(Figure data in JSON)
====

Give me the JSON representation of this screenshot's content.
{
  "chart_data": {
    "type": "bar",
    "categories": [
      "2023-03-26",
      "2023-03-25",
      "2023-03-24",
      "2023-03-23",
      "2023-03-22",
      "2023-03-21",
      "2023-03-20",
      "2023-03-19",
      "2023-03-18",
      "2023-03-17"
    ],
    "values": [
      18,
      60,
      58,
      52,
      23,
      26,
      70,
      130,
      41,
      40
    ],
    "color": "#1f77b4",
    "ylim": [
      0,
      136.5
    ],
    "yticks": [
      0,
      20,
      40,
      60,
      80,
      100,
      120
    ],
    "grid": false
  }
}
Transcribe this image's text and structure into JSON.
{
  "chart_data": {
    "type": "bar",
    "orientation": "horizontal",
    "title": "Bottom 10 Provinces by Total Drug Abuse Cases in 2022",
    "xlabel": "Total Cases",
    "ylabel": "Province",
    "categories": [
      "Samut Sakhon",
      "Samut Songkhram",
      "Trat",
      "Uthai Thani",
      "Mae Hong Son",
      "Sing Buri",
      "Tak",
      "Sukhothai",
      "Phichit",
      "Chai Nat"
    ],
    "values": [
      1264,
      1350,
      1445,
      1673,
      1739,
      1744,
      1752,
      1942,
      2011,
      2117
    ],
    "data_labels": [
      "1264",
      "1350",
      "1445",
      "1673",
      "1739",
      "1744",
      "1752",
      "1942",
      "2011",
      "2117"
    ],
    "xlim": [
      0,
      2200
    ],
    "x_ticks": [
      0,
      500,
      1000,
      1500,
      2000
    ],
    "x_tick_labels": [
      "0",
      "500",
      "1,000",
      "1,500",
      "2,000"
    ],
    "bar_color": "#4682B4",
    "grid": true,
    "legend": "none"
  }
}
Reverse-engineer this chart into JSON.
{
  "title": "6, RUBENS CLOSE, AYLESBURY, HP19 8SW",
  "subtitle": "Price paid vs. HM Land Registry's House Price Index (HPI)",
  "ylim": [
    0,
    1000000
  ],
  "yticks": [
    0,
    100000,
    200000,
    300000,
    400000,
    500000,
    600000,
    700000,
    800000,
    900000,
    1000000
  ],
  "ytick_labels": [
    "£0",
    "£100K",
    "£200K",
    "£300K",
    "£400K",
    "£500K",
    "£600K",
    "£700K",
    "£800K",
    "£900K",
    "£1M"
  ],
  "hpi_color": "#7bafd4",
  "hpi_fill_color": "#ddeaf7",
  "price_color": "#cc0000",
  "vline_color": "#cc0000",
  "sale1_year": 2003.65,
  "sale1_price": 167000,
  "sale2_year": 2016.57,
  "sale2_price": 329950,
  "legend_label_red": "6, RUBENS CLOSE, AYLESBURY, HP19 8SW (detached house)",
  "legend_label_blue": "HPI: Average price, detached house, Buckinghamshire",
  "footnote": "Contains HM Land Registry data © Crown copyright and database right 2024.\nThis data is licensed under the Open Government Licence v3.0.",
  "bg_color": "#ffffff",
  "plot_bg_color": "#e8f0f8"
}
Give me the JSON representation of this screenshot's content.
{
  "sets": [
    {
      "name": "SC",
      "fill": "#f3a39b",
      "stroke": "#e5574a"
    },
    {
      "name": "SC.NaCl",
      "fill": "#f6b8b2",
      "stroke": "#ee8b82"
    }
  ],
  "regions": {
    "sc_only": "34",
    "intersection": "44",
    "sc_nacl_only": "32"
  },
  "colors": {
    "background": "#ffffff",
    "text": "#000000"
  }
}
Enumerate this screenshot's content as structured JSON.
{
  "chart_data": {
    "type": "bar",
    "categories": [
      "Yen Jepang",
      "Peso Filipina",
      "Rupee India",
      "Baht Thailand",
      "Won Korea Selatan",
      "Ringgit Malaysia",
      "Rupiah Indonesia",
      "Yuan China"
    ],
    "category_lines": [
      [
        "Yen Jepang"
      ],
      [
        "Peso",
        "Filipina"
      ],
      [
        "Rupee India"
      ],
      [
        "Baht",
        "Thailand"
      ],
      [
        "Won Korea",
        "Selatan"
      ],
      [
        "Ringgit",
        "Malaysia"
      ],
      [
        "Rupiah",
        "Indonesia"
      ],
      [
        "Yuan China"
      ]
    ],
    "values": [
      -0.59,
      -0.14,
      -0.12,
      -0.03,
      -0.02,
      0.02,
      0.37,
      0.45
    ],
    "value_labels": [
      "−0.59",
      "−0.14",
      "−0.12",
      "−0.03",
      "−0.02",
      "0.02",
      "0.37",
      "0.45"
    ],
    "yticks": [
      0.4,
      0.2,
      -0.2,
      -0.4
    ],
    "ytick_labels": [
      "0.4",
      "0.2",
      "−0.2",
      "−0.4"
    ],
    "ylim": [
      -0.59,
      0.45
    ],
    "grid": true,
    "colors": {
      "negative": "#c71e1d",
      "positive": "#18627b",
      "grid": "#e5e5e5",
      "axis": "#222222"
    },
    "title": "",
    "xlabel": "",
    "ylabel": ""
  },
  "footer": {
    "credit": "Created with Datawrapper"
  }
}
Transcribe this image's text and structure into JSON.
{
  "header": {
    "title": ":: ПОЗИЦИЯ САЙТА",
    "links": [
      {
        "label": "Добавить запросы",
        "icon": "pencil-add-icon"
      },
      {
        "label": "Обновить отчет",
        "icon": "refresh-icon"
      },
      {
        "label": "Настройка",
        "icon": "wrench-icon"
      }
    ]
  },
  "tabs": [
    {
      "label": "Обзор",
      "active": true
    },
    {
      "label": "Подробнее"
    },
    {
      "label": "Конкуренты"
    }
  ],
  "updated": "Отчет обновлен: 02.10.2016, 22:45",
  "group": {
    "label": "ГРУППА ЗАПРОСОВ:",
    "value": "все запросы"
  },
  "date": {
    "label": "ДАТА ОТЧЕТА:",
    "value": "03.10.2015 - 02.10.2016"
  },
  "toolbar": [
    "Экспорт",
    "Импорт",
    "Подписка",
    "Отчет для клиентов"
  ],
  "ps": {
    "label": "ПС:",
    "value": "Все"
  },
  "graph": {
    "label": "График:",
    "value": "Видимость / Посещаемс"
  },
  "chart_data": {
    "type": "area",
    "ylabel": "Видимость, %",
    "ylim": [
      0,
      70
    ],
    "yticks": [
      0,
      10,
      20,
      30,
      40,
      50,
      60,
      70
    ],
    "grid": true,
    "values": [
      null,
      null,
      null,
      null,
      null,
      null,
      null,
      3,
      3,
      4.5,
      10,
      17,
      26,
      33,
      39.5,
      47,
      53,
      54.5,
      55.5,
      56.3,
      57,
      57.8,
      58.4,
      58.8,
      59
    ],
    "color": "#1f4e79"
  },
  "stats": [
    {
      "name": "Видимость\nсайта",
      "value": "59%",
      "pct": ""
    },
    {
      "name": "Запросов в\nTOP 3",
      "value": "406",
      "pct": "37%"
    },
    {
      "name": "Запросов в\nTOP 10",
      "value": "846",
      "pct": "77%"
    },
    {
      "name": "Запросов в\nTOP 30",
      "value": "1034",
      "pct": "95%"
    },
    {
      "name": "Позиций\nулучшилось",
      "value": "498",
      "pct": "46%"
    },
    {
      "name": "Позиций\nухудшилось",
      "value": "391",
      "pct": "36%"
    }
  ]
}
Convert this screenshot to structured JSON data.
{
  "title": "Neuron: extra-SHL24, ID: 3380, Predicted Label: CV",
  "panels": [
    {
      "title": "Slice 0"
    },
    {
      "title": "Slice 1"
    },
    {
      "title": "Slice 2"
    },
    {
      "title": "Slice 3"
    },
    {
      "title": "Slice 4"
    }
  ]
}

====

TASK DESCRIPTION: Write out all of the records above exactly as they appear.

EXPECTED ANSWER:
Give me the JSON representation of this screenshot's content.
{
  "chart_data": {
    "type": "bar",
    "categories": [
      "2023-03-26",
      "2023-03-25",
      "2023-03-24",
      "2023-03-23",
      "2023-03-22",
      "2023-03-21",
      "2023-03-20",
      "2023-03-19",
      "2023-03-18",
      "2023-03-17"
    ],
    "values": [
      18,
      60,
      58,
      52,
      23,
      26,
      70,
      130,
      41,
      40
    ],
    "color": "#1f77b4",
    "ylim": [
      0,
      136.5
    ],
    "yticks": [
      0,
      20,
      40,
      60,
      80,
      100,
      120
    ],
    "grid": false
  }
}
Transcribe this image's text and structure into JSON.
{
  "chart_data": {
    "type": "bar",
    "orientation": "horizontal",
    "title": "Bottom 10 Provinces by Total Drug Abuse Cases in 2022",
    "xlabel": "Total Cases",
    "ylabel": "Province",
    "categories": [
      "Samut Sakhon",
      "Samut Songkhram",
      "Trat",
      "Uthai Thani",
      "Mae Hong Son",
      "Sing Buri",
      "Tak",
      "Sukhothai",
      "Phichit",
      "Chai Nat"
    ],
    "values": [
      1264,
      1350,
      1445,
      1673,
      1739,
      1744,
      1752,
      1942,
      2011,
      2117
    ],
    "data_labels": [
      "1264",
      "1350",
      "1445",
      "1673",
      "1739",
      "1744",
      "1752",
      "1942",
      "2011",
      "2117"
    ],
    "xlim": [
      0,
      2200
    ],
    "x_ticks": [
      0,
      500,
      1000,
      1500,
      2000
    ],
    "x_tick_labels": [
      "0",
      "500",
      "1,000",
      "1,500",
      "2,000"
    ],
    "bar_color": "#4682B4",
    "grid": true,
    "legend": "none"
  }
}
Reverse-engineer this chart into JSON.
{
  "title": "6, RUBENS CLOSE, AYLESBURY, HP19 8SW",
  "subtitle": "Price paid vs. HM Land Registry's House Price Index (HPI)",
  "ylim": [
    0,
    1000000
  ],
  "yticks": [
    0,
    100000,
    200000,
    300000,
    400000,
    500000,
    600000,
    700000,
    800000,
    900000,
    1000000
  ],
  "ytick_labels": [
    "£0",
    "£100K",
    "£200K",
    "£300K",
    "£400K",
    "£500K",
    "£600K",
    "£700K",
    "£800K",
    "£900K",
    "£1M"
  ],
  "hpi_color": "#7bafd4",
  "hpi_fill_color": "#ddeaf7",
  "price_color": "#cc0000",
  "vline_color": "#cc0000",
  "sale1_year": 2003.65,
  "sale1_price": 167000,
  "sale2_year": 2016.57,
  "sale2_price": 329950,
  "legend_label_red": "6, RUBENS CLOSE, AYLESBURY, HP19 8SW (detached house)",
  "legend_label_blue": "HPI: Average price, detached house, Buckinghamshire",
  "footnote": "Contains HM Land Registry data © Crown copyright and database right 2024.\nThis data is licensed under the Open Government Licence v3.0.",
  "bg_color": "#ffffff",
  "plot_bg_color": "#e8f0f8"
}
Give me the JSON representation of this screenshot's content.
{
  "sets": [
    {
      "name": "SC",
      "fill": "#f3a39b",
      "stroke": "#e5574a"
    },
    {
      "name": "SC.NaCl",
      "fill": "#f6b8b2",
      "stroke": "#ee8b82"
    }
  ],
  "regions": {
    "sc_only": "34",
    "intersection": "44",
    "sc_nacl_only": "32"
  },
  "colors": {
    "background": "#ffffff",
    "text": "#000000"
  }
}
Enumerate this screenshot's content as structured JSON.
{
  "chart_data": {
    "type": "bar",
    "categories": [
      "Yen Jepang",
      "Peso Filipina",
      "Rupee India",
      "Baht Thailand",
      "Won Korea Selatan",
      "Ringgit Malaysia",
      "Rupiah Indonesia",
      "Yuan China"
    ],
    "category_lines": [
      [
        "Yen Jepang"
      ],
      [
        "Peso",
        "Filipina"
      ],
      [
        "Rupee India"
      ],
      [
        "Baht",
        "Thailand"
      ],
      [
        "Won Korea",
        "Selatan"
      ],
      [
        "Ringgit",
        "Malaysia"
      ],
      [
        "Rupiah",
        "Indonesia"
      ],
      [
        "Yuan China"
      ]
    ],
    "values": [
      -0.59,
      -0.14,
      -0.12,
      -0.03,
      -0.02,
      0.02,
      0.37,
      0.45
    ],
    "value_labels": [
      "−0.59",
      "−0.14",
      "−0.12",
      "−0.03",
      "−0.02",
      "0.02",
      "0.37",
      "0.45"
    ],
    "yticks": [
      0.4,
      0.2,
      -0.2,
      -0.4
    ],
    "ytick_labels": [
      "0.4",
      "0.2",
      "−0.2",
      "−0.4"
    ],
    "ylim": [
      -0.59,
      0.45
    ],
    "grid": true,
    "colors": {
      "negative": "#c71e1d",
      "positive": "#18627b",
      "grid": "#e5e5e5",
      "axis": "#222222"
    },
    "title": "",
    "xlabel": "",
    "ylabel": ""
  },
  "footer": {
    "credit": "Created with Datawrapper"
  }
}
Transcribe this image's text and structure into JSON.
{
  "header": {
    "title": ":: ПОЗИЦИЯ САЙТА",
    "links": [
      {
        "label": "Добавить запросы",
        "icon": "pencil-add-icon"
      },
      {
        "label": "Обновить отчет",
        "icon": "refresh-icon"
      },
      {
        "label": "Настройка",
        "icon": "wrench-icon"
      }
    ]
  },
  "tabs": [
    {
      "label": "Обзор",
      "active": true
    },
    {
      "label": "Подробнее"
    },
    {
      "label": "Конкуренты"
    }
  ],
  "updated": "Отчет обновлен: 02.10.2016, 22:45",
  "group": {
    "label": "ГРУППА ЗАПРОСОВ:",
    "value": "все запросы"
  },
  "date": {
    "label": "ДАТА ОТЧЕТА:",
    "value": "03.10.2015 - 02.10.2016"
  },
  "toolbar": [
    "Экспорт",
    "Импорт",
    "Подписка",
    "Отчет для клиентов"
  ],
  "ps": {
    "label": "ПС:",
    "value": "Все"
  },
  "graph": {
    "label": "График:",
    "value": "Видимость / Посещаемс"
  },
  "chart_data": {
    "type": "area",
    "ylabel": "Видимость, %",
    "ylim": [
      0,
      70
    ],
    "yticks": [
      0,
      10,
      20,
      30,
      40,
      50,
      60,
      70
    ],
    "grid": true,
    "values": [
      null,
      null,
      null,
      null,
      null,
      null,
      null,
      3,
      3,
      4.5,
      10,
      17,
      26,
      33,
      39.5,
      47,
      53,
      54.5,
      55.5,
      56.3,
      57,
      57.8,
      58.4,
      58.8,
      59
    ],
    "color": "#1f4e79"
  },
  "stats": [
    {
      "name": "Видимость\nсайта",
      "value": "59%",
      "pct": ""
    },
    {
      "name": "Запросов в\nTOP 3",
      "value": "406",
      "pct": "37%"
    },
    {
      "name": "Запросов в\nTOP 10",
      "value": "846",
      "pct": "77%"
    },
    {
      "name": "Запросов в\nTOP 30",
      "value": "1034",
      "pct": "95%"
    },
    {
      "name": "Позиций\nулучшилось",
      "value": "498",
      "pct": "46%"
    },
    {
      "name": "Позиций\nухудшилось",
      "value": "391",
      "pct": "36%"
    }
  ]
}
Convert this screenshot to structured JSON data.
{
  "title": "Neuron: extra-SHL24, ID: 3380, Predicted Label: CV",
  "panels": [
    {
      "title": "Slice 0"
    },
    {
      "title": "Slice 1"
    },
    {
      "title": "Slice 2"
    },
    {
      "title": "Slice 3"
    },
    {
      "title": "Slice 4"
    }
  ]
}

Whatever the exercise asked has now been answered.